Exercise task
Return each line containing "label".

■ ■ ■ ■ ■

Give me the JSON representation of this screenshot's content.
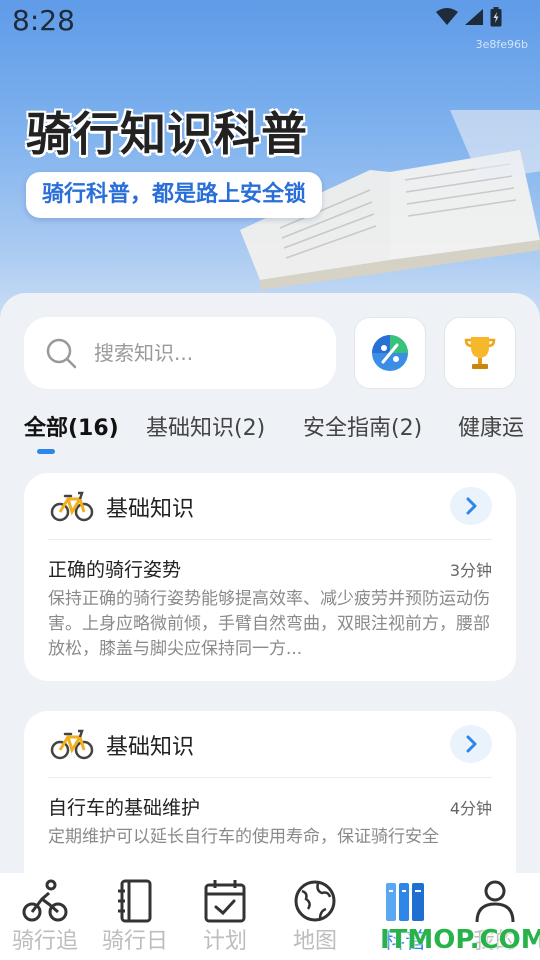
{
  "status_bar": {
    "time": "8:28",
    "device_id": "3e8fe96b"
  },
  "hero": {
    "title": "骑行知识科普",
    "subtitle": "骑行科普，都是路上安全锁"
  },
  "search": {
    "placeholder": "搜索知识..."
  },
  "quick_buttons": [
    {
      "icon": "discount-badge-icon"
    },
    {
      "icon": "trophy-icon"
    }
  ],
  "tabs": [
    {
      "label": "全部(16)",
      "active": true
    },
    {
      "label": "基础知识(2)",
      "active": false
    },
    {
      "label": "安全指南(2)",
      "active": false
    },
    {
      "label": "健康运",
      "active": false
    }
  ],
  "articles": [
    {
      "category": "基础知识",
      "title": "正确的骑行姿势",
      "read_time": "3分钟",
      "summary": "保持正确的骑行姿势能够提高效率、减少疲劳并预防运动伤害。上身应略微前倾，手臂自然弯曲，双眼注视前方，腰部放松，膝盖与脚尖应保持同一方..."
    },
    {
      "category": "基础知识",
      "title": "自行车的基础维护",
      "read_time": "4分钟",
      "summary": "定期维护可以延长自行车的使用寿命，保证骑行安全"
    }
  ],
  "bottom_nav": [
    {
      "label": "骑行追",
      "icon": "cyclist-icon",
      "active": false
    },
    {
      "label": "骑行日",
      "icon": "journal-icon",
      "active": false
    },
    {
      "label": "计划",
      "icon": "calendar-check-icon",
      "active": false
    },
    {
      "label": "地图",
      "icon": "globe-icon",
      "active": false
    },
    {
      "label": "科普",
      "icon": "books-icon",
      "active": true
    },
    {
      "label": "我的",
      "icon": "person-icon",
      "active": false
    }
  ],
  "watermark": {
    "text": "ITMOP.COM"
  },
  "colors": {
    "accent": "#2f86e9",
    "hero_top": "#5f9be8",
    "panel": "#eef2f6",
    "watermark": "#27b24a"
  }
}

■ ■ ■ ■ ■

Exercise response
      "label": "全部(16)",
      "label": "基础知识(2)",
      "label": "安全指南(2)",
      "label": "健康运",
      "label": "骑行追",
      "label": "骑行日",
      "label": "计划",
      "label": "地图",
      "label": "科普",
      "label": "我的",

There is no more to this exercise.